* Begin Dataset rows *

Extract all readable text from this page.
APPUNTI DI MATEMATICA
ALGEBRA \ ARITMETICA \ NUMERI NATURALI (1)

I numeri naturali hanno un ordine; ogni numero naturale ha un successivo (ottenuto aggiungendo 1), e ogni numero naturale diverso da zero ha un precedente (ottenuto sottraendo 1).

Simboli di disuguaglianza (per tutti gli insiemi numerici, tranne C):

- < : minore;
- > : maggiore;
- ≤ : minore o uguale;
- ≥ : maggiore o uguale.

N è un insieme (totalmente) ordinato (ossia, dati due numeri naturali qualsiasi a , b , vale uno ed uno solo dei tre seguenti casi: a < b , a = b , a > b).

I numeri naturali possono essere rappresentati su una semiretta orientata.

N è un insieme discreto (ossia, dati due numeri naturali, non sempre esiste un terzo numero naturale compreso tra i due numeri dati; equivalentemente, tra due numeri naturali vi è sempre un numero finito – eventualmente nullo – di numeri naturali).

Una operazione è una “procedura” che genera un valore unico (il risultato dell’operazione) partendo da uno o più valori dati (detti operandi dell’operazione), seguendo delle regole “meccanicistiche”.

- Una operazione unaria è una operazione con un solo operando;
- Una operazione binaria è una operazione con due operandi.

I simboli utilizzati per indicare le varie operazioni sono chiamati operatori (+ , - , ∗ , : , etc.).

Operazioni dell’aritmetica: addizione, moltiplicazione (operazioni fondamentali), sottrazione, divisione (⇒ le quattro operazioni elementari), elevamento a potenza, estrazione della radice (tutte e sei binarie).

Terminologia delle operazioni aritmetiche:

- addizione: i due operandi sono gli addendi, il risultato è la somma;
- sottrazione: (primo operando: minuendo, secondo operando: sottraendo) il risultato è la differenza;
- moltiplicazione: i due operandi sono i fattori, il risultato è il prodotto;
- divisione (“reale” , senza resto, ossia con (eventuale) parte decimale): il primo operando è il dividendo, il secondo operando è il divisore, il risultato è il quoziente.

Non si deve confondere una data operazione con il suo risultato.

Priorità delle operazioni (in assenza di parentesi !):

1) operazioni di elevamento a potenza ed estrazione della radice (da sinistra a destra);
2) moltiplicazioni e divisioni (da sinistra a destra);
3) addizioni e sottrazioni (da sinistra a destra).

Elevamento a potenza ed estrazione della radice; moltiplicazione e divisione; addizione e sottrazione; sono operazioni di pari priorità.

* End Dataset rows *

Look through the data above. Find each line with the string "moltiplicazione" and copy it.

Operazioni dell’aritmetica: addizione, moltiplicazione (operazioni fondamentali), sottrazione, divisione (⇒ le quattro operazioni elementari), elevamento a potenza, estrazione della radice (tutte e sei binarie).
- moltiplicazione: i due operandi sono i fattori, il risultato è il prodotto;
Elevamento a potenza ed estrazione della radice; moltiplicazione e divisione; addizione e sottrazione; sono operazioni di pari priorità.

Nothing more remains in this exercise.